### Dataset content

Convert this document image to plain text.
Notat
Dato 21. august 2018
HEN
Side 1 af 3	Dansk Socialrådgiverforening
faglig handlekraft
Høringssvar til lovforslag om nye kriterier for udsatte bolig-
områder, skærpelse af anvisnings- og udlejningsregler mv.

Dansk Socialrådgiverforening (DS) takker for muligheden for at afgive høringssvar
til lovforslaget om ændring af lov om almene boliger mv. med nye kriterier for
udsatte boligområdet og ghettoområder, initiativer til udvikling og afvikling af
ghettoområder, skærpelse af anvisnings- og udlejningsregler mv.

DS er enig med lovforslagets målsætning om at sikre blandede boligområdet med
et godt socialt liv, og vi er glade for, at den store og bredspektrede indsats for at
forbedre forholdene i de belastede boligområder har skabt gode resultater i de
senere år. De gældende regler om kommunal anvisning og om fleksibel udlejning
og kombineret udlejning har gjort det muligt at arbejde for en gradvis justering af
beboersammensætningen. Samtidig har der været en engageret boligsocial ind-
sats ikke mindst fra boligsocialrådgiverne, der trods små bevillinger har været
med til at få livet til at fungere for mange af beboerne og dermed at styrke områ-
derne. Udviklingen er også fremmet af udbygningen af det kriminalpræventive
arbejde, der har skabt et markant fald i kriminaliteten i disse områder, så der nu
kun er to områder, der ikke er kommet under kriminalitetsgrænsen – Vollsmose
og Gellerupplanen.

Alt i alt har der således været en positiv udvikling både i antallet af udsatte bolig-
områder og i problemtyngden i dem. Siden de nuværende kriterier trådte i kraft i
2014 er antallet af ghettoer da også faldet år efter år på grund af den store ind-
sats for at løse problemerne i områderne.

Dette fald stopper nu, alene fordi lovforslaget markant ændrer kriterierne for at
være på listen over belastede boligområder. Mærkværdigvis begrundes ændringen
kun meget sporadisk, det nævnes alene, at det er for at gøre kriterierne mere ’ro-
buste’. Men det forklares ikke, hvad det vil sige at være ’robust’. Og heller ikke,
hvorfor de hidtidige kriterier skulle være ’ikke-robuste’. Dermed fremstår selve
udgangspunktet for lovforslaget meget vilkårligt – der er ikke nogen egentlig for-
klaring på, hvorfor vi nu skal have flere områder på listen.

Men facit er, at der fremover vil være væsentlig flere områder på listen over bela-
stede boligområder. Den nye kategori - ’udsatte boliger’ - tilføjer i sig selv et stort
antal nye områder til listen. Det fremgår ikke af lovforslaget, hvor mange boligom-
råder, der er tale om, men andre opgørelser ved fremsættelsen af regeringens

### Task objective
Determine the number of lines in these entries that contain the word "flere", and write only that number.

### Final answer
2